* Your goal:
From the first record below to the last, retype each one exactly.

* Supplied information:

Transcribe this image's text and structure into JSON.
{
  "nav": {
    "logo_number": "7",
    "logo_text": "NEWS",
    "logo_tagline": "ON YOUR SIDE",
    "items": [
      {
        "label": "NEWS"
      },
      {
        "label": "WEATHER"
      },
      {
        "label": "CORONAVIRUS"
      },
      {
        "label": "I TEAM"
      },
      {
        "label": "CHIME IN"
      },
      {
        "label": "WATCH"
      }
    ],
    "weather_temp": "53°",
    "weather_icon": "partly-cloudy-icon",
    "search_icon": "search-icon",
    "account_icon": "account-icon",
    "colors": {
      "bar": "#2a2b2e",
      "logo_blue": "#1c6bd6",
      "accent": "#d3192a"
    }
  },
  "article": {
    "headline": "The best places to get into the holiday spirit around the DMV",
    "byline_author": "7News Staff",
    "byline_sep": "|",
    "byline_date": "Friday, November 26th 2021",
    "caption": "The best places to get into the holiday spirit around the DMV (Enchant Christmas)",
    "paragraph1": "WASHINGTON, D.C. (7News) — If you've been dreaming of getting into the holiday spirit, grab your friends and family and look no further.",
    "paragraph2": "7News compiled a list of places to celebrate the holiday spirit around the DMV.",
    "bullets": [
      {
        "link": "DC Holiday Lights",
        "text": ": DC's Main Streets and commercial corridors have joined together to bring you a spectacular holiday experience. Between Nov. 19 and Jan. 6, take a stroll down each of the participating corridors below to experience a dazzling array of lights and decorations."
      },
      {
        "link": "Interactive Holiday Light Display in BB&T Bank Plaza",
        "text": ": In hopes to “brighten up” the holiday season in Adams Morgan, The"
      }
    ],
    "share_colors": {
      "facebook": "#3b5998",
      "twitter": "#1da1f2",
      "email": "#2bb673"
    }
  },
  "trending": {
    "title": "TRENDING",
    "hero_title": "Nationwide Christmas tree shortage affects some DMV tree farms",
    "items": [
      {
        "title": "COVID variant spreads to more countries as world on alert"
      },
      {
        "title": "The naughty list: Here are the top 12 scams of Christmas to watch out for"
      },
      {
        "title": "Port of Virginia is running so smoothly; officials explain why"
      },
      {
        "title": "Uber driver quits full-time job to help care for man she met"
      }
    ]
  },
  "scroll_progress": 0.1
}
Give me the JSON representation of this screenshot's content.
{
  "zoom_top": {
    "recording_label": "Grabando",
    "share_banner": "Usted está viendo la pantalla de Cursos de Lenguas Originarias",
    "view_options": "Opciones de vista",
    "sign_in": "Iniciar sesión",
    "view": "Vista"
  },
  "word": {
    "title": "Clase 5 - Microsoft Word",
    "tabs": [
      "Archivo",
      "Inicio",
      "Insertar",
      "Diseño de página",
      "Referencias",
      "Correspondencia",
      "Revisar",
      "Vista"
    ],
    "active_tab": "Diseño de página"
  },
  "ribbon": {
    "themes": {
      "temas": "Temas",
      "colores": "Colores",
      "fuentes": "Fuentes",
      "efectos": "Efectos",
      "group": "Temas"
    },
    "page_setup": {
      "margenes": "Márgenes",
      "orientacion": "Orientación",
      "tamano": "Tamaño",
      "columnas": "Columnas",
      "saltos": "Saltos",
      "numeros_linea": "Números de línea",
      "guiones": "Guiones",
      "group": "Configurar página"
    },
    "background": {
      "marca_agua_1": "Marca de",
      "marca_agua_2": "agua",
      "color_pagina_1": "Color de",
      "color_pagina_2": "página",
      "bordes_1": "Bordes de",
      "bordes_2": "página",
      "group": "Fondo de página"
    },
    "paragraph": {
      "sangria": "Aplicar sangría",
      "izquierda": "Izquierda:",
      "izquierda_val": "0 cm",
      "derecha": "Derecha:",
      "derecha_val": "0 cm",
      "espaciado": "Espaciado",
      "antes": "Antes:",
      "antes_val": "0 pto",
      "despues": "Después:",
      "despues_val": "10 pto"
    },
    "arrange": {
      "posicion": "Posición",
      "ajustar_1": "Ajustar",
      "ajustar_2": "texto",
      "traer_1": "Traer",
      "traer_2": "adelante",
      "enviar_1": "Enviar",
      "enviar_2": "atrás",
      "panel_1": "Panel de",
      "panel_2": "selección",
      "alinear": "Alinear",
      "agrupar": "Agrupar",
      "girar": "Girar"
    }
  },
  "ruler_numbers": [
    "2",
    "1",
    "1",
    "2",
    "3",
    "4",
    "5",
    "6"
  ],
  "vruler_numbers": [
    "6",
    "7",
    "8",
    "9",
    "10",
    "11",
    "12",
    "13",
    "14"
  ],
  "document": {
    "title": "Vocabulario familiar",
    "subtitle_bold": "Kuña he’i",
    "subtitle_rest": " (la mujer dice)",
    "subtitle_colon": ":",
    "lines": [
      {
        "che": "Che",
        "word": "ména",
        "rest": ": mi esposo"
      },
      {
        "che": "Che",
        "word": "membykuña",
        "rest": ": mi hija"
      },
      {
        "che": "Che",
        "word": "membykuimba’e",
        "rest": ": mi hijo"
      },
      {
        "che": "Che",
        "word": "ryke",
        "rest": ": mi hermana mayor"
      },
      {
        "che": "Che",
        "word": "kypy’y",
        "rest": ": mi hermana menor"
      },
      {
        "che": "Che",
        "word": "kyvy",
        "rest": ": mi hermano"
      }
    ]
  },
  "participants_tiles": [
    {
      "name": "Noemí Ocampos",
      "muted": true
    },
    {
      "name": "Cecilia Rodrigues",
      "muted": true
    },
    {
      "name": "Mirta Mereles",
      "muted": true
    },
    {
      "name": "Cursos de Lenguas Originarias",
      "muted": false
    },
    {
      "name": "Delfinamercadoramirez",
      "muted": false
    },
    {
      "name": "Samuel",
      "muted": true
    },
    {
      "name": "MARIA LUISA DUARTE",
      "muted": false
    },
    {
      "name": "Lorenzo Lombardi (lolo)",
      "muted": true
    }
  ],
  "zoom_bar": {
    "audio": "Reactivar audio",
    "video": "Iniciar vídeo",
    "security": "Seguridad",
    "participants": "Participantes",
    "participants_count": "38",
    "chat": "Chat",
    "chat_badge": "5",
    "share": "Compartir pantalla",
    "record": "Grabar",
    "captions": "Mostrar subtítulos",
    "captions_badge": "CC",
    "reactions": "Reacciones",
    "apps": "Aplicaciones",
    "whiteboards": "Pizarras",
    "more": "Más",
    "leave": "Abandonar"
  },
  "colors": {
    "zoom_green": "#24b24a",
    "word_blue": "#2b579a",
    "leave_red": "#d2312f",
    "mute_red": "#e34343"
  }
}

* Exercise result:
Transcribe this image's text and structure into JSON.
{
  "nav": {
    "logo_number": "7",
    "logo_text": "NEWS",
    "logo_tagline": "ON YOUR SIDE",
    "items": [
      {
        "label": "NEWS"
      },
      {
        "label": "WEATHER"
      },
      {
        "label": "CORONAVIRUS"
      },
      {
        "label": "I TEAM"
      },
      {
        "label": "CHIME IN"
      },
      {
        "label": "WATCH"
      }
    ],
    "weather_temp": "53°",
    "weather_icon": "partly-cloudy-icon",
    "search_icon": "search-icon",
    "account_icon": "account-icon",
    "colors": {
      "bar": "#2a2b2e",
      "logo_blue": "#1c6bd6",
      "accent": "#d3192a"
    }
  },
  "article": {
    "headline": "The best places to get into the holiday spirit around the DMV",
    "byline_author": "7News Staff",
    "byline_sep": "|",
    "byline_date": "Friday, November 26th 2021",
    "caption": "The best places to get into the holiday spirit around the DMV (Enchant Christmas)",
    "paragraph1": "WASHINGTON, D.C. (7News) — If you've been dreaming of getting into the holiday spirit, grab your friends and family and look no further.",
    "paragraph2": "7News compiled a list of places to celebrate the holiday spirit around the DMV.",
    "bullets": [
      {
        "link": "DC Holiday Lights",
        "text": ": DC's Main Streets and commercial corridors have joined together to bring you a spectacular holiday experience. Between Nov. 19 and Jan. 6, take a stroll down each of the participating corridors below to experience a dazzling array of lights and decorations."
      },
      {
        "link": "Interactive Holiday Light Display in BB&T Bank Plaza",
        "text": ": In hopes to “brighten up” the holiday season in Adams Morgan, The"
      }
    ],
    "share_colors": {
      "facebook": "#3b5998",
      "twitter": "#1da1f2",
      "email": "#2bb673"
    }
  },
  "trending": {
    "title": "TRENDING",
    "hero_title": "Nationwide Christmas tree shortage affects some DMV tree farms",
    "items": [
      {
        "title": "COVID variant spreads to more countries as world on alert"
      },
      {
        "title": "The naughty list: Here are the top 12 scams of Christmas to watch out for"
      },
      {
        "title": "Port of Virginia is running so smoothly; officials explain why"
      },
      {
        "title": "Uber driver quits full-time job to help care for man she met"
      }
    ]
  },
  "scroll_progress": 0.1
}
Give me the JSON representation of this screenshot's content.
{
  "zoom_top": {
    "recording_label": "Grabando",
    "share_banner": "Usted está viendo la pantalla de Cursos de Lenguas Originarias",
    "view_options": "Opciones de vista",
    "sign_in": "Iniciar sesión",
    "view": "Vista"
  },
  "word": {
    "title": "Clase 5 - Microsoft Word",
    "tabs": [
      "Archivo",
      "Inicio",
      "Insertar",
      "Diseño de página",
      "Referencias",
      "Correspondencia",
      "Revisar",
      "Vista"
    ],
    "active_tab": "Diseño de página"
  },
  "ribbon": {
    "themes": {
      "temas": "Temas",
      "colores": "Colores",
      "fuentes": "Fuentes",
      "efectos": "Efectos",
      "group": "Temas"
    },
    "page_setup": {
      "margenes": "Márgenes",
      "orientacion": "Orientación",
      "tamano": "Tamaño",
      "columnas": "Columnas",
      "saltos": "Saltos",
      "numeros_linea": "Números de línea",
      "guiones": "Guiones",
      "group": "Configurar página"
    },
    "background": {
      "marca_agua_1": "Marca de",
      "marca_agua_2": "agua",
      "color_pagina_1": "Color de",
      "color_pagina_2": "página",
      "bordes_1": "Bordes de",
      "bordes_2": "página",
      "group": "Fondo de página"
    },
    "paragraph": {
      "sangria": "Aplicar sangría",
      "izquierda": "Izquierda:",
      "izquierda_val": "0 cm",
      "derecha": "Derecha:",
      "derecha_val": "0 cm",
      "espaciado": "Espaciado",
      "antes": "Antes:",
      "antes_val": "0 pto",
      "despues": "Después:",
      "despues_val": "10 pto"
    },
    "arrange": {
      "posicion": "Posición",
      "ajustar_1": "Ajustar",
      "ajustar_2": "texto",
      "traer_1": "Traer",
      "traer_2": "adelante",
      "enviar_1": "Enviar",
      "enviar_2": "atrás",
      "panel_1": "Panel de",
      "panel_2": "selección",
      "alinear": "Alinear",
      "agrupar": "Agrupar",
      "girar": "Girar"
    }
  },
  "ruler_numbers": [
    "2",
    "1",
    "1",
    "2",
    "3",
    "4",
    "5",
    "6"
  ],
  "vruler_numbers": [
    "6",
    "7",
    "8",
    "9",
    "10",
    "11",
    "12",
    "13",
    "14"
  ],
  "document": {
    "title": "Vocabulario familiar",
    "subtitle_bold": "Kuña he’i",
    "subtitle_rest": " (la mujer dice)",
    "subtitle_colon": ":",
    "lines": [
      {
        "che": "Che",
        "word": "ména",
        "rest": ": mi esposo"
      },
      {
        "che": "Che",
        "word": "membykuña",
        "rest": ": mi hija"
      },
      {
        "che": "Che",
        "word": "membykuimba’e",
        "rest": ": mi hijo"
      },
      {
        "che": "Che",
        "word": "ryke",
        "rest": ": mi hermana mayor"
      },
      {
        "che": "Che",
        "word": "kypy’y",
        "rest": ": mi hermana menor"
      },
      {
        "che": "Che",
        "word": "kyvy",
        "rest": ": mi hermano"
      }
    ]
  },
  "participants_tiles": [
    {
      "name": "Noemí Ocampos",
      "muted": true
    },
    {
      "name": "Cecilia Rodrigues",
      "muted": true
    },
    {
      "name": "Mirta Mereles",
      "muted": true
    },
    {
      "name": "Cursos de Lenguas Originarias",
      "muted": false
    },
    {
      "name": "Delfinamercadoramirez",
      "muted": false
    },
    {
      "name": "Samuel",
      "muted": true
    },
    {
      "name": "MARIA LUISA DUARTE",
      "muted": false
    },
    {
      "name": "Lorenzo Lombardi (lolo)",
      "muted": true
    }
  ],
  "zoom_bar": {
    "audio": "Reactivar audio",
    "video": "Iniciar vídeo",
    "security": "Seguridad",
    "participants": "Participantes",
    "participants_count": "38",
    "chat": "Chat",
    "chat_badge": "5",
    "share": "Compartir pantalla",
    "record": "Grabar",
    "captions": "Mostrar subtítulos",
    "captions_badge": "CC",
    "reactions": "Reacciones",
    "apps": "Aplicaciones",
    "whiteboards": "Pizarras",
    "more": "Más",
    "leave": "Abandonar"
  },
  "colors": {
    "zoom_green": "#24b24a",
    "word_blue": "#2b579a",
    "leave_red": "#d2312f",
    "mute_red": "#e34343"
  }
}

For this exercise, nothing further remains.